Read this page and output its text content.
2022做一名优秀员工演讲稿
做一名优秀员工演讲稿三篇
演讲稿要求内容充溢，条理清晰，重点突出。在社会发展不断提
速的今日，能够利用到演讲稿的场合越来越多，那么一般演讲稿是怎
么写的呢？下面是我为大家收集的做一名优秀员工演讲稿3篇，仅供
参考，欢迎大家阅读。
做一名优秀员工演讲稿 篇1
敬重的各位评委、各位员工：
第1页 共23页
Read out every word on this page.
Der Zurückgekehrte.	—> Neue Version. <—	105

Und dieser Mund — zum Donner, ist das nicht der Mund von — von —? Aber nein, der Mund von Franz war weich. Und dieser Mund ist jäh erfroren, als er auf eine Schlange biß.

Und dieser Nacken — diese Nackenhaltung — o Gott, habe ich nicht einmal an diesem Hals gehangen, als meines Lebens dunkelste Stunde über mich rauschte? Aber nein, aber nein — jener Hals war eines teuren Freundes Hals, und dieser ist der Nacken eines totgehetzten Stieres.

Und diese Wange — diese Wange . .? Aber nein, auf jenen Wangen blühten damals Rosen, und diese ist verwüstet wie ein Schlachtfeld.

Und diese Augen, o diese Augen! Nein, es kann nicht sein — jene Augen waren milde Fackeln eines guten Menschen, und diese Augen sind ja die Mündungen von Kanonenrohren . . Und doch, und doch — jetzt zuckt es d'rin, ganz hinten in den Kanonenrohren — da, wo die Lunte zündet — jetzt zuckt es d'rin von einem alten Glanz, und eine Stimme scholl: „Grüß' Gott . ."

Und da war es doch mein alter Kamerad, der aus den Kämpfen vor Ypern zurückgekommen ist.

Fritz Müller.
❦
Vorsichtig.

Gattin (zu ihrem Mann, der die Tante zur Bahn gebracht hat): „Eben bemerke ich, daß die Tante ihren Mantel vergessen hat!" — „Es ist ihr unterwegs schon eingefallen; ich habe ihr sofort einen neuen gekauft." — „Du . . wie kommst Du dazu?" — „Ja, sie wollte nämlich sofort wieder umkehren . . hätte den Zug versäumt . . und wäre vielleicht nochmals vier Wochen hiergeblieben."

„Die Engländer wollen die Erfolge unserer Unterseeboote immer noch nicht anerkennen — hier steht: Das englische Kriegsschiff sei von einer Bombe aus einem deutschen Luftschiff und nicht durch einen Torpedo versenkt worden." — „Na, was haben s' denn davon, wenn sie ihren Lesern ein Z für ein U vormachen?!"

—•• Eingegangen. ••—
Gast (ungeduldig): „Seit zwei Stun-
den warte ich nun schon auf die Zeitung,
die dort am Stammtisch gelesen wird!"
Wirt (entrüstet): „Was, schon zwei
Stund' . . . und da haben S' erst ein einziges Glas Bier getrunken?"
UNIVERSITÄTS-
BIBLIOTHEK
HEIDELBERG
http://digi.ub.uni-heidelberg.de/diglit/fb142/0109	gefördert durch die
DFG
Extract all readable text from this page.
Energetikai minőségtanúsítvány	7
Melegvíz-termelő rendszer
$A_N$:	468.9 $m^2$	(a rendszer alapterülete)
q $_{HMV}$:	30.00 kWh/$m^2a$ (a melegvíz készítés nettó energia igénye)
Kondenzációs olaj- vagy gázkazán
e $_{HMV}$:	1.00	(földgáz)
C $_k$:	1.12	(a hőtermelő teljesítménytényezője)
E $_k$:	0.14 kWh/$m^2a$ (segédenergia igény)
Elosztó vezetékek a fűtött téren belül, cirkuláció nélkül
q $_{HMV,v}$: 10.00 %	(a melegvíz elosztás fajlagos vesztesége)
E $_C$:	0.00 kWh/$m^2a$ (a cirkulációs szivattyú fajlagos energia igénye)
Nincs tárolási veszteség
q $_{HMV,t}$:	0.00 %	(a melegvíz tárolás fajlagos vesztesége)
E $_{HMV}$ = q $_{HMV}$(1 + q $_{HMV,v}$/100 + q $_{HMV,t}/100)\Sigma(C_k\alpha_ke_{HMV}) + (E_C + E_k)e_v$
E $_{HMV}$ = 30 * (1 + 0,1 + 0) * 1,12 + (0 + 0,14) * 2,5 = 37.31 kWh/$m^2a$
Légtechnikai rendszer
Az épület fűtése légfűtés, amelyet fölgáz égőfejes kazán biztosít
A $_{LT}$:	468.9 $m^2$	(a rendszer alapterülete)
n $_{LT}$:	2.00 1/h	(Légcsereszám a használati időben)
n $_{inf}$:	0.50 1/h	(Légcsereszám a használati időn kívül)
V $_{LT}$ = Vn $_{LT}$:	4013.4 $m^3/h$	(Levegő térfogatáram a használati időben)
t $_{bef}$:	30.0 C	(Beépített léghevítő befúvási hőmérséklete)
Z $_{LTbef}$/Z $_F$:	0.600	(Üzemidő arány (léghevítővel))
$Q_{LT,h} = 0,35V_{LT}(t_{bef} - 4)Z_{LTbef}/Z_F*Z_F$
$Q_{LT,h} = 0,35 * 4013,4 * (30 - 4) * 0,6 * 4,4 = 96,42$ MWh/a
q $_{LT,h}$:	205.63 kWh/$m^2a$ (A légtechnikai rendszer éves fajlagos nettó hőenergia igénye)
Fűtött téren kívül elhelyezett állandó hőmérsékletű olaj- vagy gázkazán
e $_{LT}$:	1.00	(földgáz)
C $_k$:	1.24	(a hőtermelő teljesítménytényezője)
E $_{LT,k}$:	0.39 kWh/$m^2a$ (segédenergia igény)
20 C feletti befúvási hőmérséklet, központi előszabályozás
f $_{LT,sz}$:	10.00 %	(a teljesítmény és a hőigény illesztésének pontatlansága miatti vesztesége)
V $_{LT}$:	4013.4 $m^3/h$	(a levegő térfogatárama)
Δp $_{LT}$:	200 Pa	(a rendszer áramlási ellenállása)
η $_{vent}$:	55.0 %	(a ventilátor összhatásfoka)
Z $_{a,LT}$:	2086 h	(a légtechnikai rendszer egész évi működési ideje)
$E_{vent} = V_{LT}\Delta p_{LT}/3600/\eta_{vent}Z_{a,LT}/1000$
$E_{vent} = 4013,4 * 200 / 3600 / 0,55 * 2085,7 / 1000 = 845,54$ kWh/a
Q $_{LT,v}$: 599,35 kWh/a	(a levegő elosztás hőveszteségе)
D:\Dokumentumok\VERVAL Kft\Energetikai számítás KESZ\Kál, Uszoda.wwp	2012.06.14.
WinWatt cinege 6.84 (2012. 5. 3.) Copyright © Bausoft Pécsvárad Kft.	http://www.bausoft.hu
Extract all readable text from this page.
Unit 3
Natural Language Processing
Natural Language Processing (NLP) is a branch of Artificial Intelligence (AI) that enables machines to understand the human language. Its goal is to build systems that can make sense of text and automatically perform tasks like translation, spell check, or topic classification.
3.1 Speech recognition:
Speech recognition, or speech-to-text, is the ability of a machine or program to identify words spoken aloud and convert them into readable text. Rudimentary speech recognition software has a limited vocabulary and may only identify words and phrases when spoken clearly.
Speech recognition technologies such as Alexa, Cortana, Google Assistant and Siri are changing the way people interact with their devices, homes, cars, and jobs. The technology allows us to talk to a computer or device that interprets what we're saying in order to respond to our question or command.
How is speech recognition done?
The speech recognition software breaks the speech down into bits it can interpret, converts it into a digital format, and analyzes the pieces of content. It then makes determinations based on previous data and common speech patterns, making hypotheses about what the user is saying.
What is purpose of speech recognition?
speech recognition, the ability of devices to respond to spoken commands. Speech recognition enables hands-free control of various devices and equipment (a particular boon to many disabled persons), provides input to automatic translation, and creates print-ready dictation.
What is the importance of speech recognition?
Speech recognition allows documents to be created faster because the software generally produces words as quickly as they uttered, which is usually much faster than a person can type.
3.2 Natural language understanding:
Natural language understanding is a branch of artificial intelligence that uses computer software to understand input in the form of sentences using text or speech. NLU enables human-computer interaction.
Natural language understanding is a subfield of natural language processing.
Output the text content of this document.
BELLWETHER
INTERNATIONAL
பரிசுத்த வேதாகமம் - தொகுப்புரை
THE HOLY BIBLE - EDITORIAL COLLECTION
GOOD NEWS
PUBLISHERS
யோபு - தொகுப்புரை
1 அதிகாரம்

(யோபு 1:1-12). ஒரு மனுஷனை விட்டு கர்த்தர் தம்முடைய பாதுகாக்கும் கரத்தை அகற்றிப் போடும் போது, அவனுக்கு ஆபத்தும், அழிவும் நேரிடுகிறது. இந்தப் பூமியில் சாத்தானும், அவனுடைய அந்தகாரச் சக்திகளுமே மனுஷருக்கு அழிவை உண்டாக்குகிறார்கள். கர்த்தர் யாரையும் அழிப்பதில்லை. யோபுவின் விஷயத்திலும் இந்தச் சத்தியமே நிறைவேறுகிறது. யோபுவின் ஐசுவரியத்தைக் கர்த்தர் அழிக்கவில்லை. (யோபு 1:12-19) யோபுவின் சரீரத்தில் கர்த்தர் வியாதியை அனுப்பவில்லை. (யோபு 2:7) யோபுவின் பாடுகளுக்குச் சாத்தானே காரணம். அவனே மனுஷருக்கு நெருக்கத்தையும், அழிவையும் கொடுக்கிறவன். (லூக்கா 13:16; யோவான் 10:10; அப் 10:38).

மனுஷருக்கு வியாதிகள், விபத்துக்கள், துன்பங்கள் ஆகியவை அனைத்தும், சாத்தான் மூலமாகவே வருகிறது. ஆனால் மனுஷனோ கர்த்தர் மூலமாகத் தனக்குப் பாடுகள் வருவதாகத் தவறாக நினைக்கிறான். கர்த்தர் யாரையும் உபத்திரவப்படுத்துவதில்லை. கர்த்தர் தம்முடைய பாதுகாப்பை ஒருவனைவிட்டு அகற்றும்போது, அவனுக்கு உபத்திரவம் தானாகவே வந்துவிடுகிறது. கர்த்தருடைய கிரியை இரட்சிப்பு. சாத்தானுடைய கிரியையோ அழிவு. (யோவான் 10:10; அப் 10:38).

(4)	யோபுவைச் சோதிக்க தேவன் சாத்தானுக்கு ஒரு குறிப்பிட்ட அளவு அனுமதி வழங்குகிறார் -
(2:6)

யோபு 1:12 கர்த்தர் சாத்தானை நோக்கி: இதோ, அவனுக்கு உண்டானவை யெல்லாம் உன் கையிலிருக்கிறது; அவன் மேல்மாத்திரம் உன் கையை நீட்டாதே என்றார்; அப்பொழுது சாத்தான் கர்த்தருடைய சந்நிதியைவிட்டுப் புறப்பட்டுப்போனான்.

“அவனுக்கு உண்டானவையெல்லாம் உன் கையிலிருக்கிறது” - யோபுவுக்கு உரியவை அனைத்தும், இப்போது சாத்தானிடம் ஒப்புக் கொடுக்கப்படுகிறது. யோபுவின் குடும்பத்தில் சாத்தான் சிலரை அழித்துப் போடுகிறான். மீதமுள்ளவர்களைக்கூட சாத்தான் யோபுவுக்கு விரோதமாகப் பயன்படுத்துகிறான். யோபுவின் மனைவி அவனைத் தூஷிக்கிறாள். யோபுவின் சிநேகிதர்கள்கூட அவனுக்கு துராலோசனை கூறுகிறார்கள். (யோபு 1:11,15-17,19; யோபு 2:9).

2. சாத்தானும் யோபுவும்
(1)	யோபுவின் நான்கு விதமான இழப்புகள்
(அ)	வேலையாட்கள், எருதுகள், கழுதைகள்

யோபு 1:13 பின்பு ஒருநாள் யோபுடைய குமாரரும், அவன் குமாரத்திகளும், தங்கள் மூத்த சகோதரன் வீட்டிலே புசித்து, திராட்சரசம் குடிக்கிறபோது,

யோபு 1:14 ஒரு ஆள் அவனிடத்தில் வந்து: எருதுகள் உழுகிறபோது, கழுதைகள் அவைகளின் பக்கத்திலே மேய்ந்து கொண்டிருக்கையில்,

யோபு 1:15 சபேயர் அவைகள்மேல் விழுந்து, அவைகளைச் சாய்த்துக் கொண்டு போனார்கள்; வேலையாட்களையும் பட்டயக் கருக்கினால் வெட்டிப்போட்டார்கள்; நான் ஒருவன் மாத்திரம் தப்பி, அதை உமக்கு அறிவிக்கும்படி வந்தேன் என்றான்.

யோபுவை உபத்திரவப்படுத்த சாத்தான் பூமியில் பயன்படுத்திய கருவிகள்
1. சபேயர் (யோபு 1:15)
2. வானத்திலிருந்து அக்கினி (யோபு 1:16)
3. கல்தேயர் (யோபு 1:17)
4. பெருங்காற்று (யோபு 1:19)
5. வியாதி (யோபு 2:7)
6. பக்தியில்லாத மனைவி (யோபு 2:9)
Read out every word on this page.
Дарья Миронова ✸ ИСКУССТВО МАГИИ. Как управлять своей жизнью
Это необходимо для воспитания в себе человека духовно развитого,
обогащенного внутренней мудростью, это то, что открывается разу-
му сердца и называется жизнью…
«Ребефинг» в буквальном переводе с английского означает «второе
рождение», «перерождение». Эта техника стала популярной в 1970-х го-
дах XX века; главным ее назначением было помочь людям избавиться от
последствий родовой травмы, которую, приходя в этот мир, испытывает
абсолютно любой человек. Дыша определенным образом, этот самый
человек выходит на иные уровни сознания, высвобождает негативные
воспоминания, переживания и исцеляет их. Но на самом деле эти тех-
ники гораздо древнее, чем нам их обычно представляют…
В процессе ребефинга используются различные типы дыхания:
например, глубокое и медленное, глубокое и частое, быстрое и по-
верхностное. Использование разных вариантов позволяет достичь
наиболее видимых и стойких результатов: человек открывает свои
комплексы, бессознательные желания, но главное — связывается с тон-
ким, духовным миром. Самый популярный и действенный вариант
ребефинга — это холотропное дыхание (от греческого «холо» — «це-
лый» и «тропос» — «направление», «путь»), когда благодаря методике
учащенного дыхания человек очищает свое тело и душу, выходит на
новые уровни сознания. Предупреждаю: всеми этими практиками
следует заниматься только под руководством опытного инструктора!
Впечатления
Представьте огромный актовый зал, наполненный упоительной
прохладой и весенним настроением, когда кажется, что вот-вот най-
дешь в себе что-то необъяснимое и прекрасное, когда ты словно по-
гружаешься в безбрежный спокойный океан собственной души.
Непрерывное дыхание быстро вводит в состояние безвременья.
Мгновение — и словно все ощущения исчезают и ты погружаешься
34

WHAT IS NEEDED :: Using the listing, copy every line where the word "словно" shows up.

RIGHT ANSWER ::
дешь в себе что-то необъяснимое и прекрасное, когда ты словно по-
Мгновение — и словно все ощущения исчезают и ты погружаешься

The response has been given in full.